Go through the data below. List every line that holds the word "MODELE".

◆ ◆ ◆ ◆ ◆

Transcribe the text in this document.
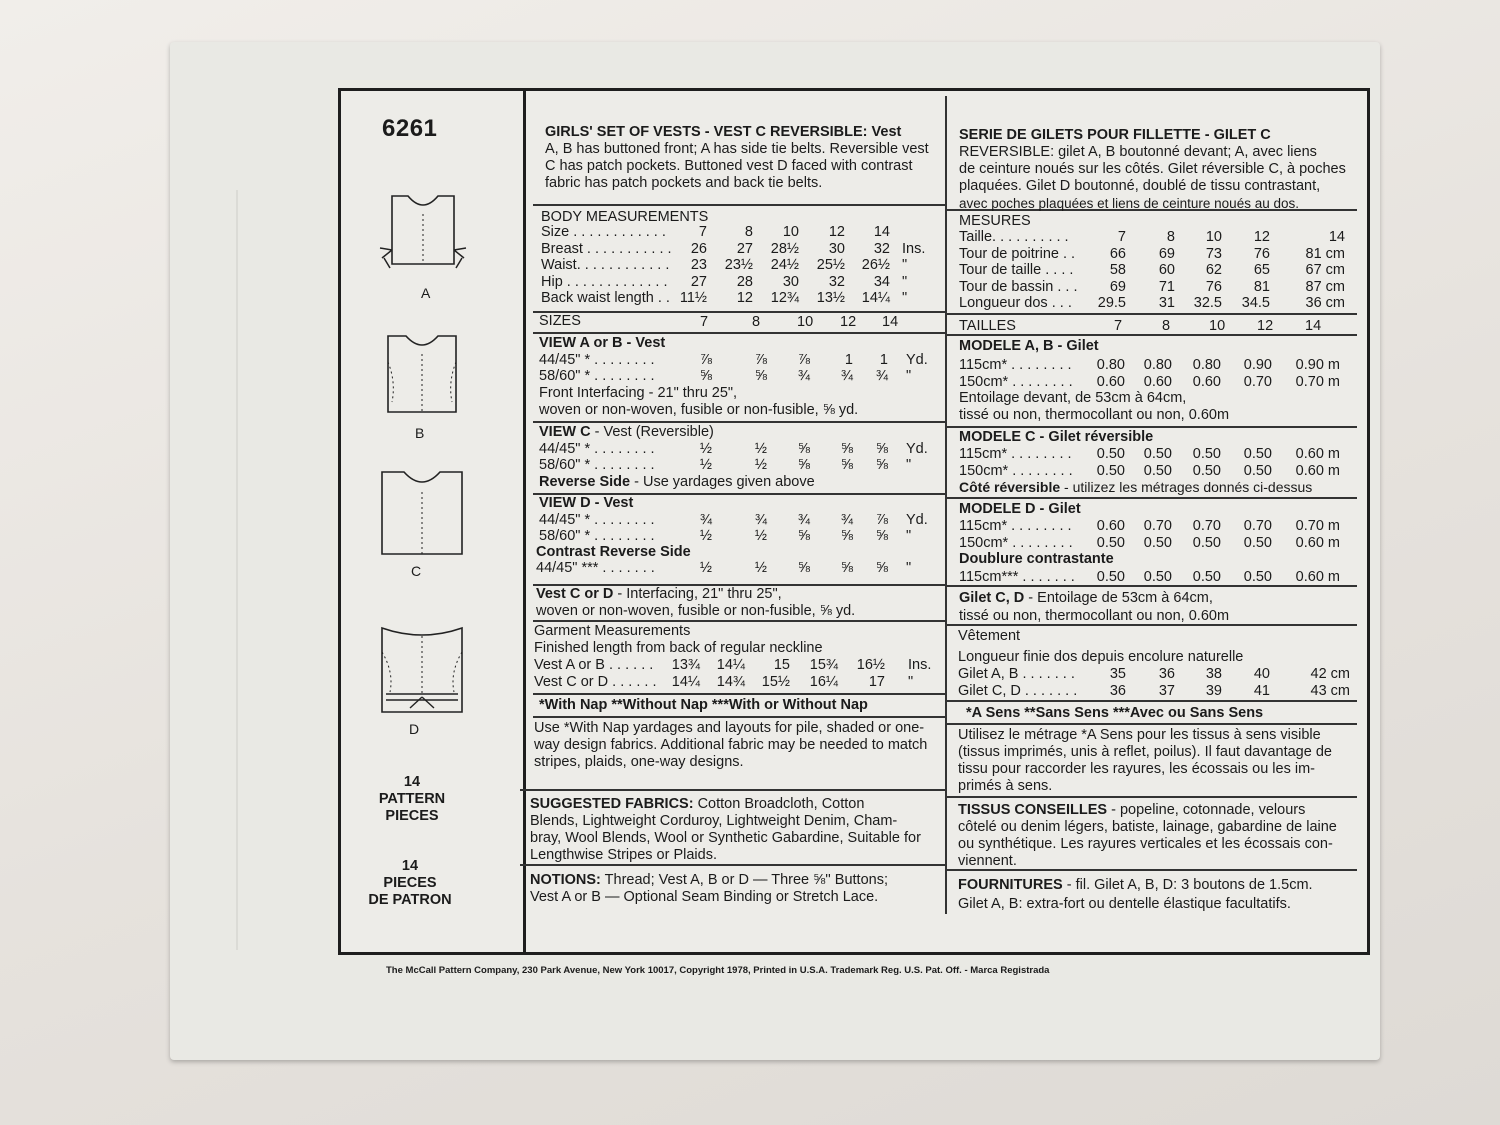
6261
A
B
C
D
14
PATTERN
PIECES
14
PIECES
DE PATRON
GIRLS' SET OF VESTS - VEST C REVERSIBLE: Vest
A, B has buttoned front; A has side tie belts. Reversible vest
C has patch pockets. Buttoned vest D faced with contrast
fabric has patch pockets and back tie belts.
BODY MEASUREMENTS
SIZES
VIEW A or B - Vest
Front Interfacing - 21" thru 25",
woven or non-woven, fusible or non-fusible, ⅝ yd.
VIEW C - Vest (Reversible)
Reverse Side - Use yardages given above
VIEW D - Vest
Contrast Reverse Side
Vest C or D - Interfacing, 21" thru 25",
woven or non-woven, fusible or non-fusible, ⅝ yd.
Garment Measurements
Finished length from back of regular neckline
*With Nap **Without Nap ***With or Without Nap
Use *With Nap yardages and layouts for pile, shaded or one-
way design fabrics. Additional fabric may be needed to match
stripes, plaids, one-way designs.
SUGGESTED FABRICS: Cotton Broadcloth, Cotton
Blends, Lightweight Corduroy, Lightweight Denim, Cham-
bray, Wool Blends, Wool or Synthetic Gabardine, Suitable for
Lengthwise Stripes or Plaids.
NOTIONS: Thread; Vest A, B or D — Three ⅝'' Buttons;
Vest A or B — Optional Seam Binding or Stretch Lace.
SERIE DE GILETS POUR FILLETTE - GILET C
REVERSIBLE: gilet A, B boutonné devant; A, avec liens
de ceinture noués sur les côtés. Gilet réversible C, à poches
plaquées. Gilet D boutonné, doublé de tissu contrastant,
avec poches plaquées et liens de ceinture noués au dos.
MESURES
TAILLES
MODELE A, B - Gilet
Entoilage devant, de 53cm à 64cm,
tissé ou non, thermocollant ou non, 0.60m
MODELE C - Gilet réversible
Côté réversible - utilizez les métrages donnés ci-dessus
MODELE D - Gilet
Doublure contrastante
Gilet C, D - Entoilage de 53cm à 64cm,
tissé ou non, thermocollant ou non, 0.60m
Vêtement
Longueur finie dos depuis encolure naturelle
*A Sens **Sans Sens ***Avec ou Sans Sens
Utilisez le métrage *A Sens pour les tissus à sens visible
(tissus imprimés, unis à reflet, poilus). Il faut davantage de
tissu pour raccorder les rayures, les écossais ou les im-
primés à sens.
TISSUS CONSEILLES - popeline, cotonnade, velours
côtelé ou denim légers, batiste, lainage, gabardine de laine
ou synthétique. Les rayures verticales et les écossais con-
viennent.
FOURNITURES - fil. Gilet A, B, D: 3 boutons de 1.5cm.
Gilet A, B: extra-fort ou dentelle élastique facultatifs.
The McCall Pattern Company, 230 Park Avenue, New York 10017, Copyright 1978, Printed in U.S.A. Trademark Reg. U.S. Pat. Off. - Marca Registrada
Size . . . . . . . . . . . .	7	8	10	12	14
Breast . . . . . . . . . . .	26	27	28½	30	32 Ins.
Waist. . . . . . . . . . . .	23	23½	24½	25½	26½ "
Hip . . . . . . . . . . . . .	27	28	30	32	34 "
Back waist length . . 11½	12	12¾	13½	14¼ "
7	8	10 12 14
44/45" * . . . . . . . .	⅞	⅞	⅞	1	1 Yd.
58/60" * . . . . . . . .	⅝	⅝	¾	¾	¾ "
44/45" * . . . . . . . .	½	½	⅝	⅝	⅝ Yd.
58/60" * . . . . . . . .	½	½	⅝	⅝	⅝ "
44/45" * . . . . . . . .	¾	¾	¾	¾	⅞ Yd.
58/60" * . . . . . . . .	½	½	⅝	⅝	⅝ "
44/45" *** . . . . . . .	½	½	⅝	⅝	⅝ "
Vest A or B . . . . . .	13¾	14¼	15	15¾	16½ Ins.
Vest C or D . . . . . .	14¼	14¾	15½	16¼	17 "
Taille. . . . . . . . . .	7	8	10	12	14
Tour de poitrine . .	66	69	73	76	81 cm
Tour de taille . . . .	58	60	62	65	67 cm
Tour de bassin . . .	69	71	76	81	87 cm
Longueur dos . . .	29.5	31	32.5	34.5	36 cm
7	8	10 12 14
115cm* . . . . . . . .	0.80	0.80	0.80	0.90	0.90 m
150cm* . . . . . . . .	0.60	0.60	0.60	0.70	0.70 m
115cm* . . . . . . . .	0.50	0.50	0.50	0.50	0.60 m
150cm* . . . . . . . .	0.50	0.50	0.50	0.50	0.60 m
115cm* . . . . . . . .	0.60	0.70	0.70	0.70	0.70 m
150cm* . . . . . . . .	0.50	0.50	0.50	0.50	0.60 m
115cm*** . . . . . . .	0.50	0.50	0.50	0.50	0.60 m
Gilet A, B . . . . . . .	35	36	38	40	42 cm
Gilet C, D . . . . . . .	36	37	39	41	43 cm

◆ ◆ ◆ ◆ ◆

*Expected output:*
MODELE A, B - Gilet
MODELE C - Gilet réversible
MODELE D - Gilet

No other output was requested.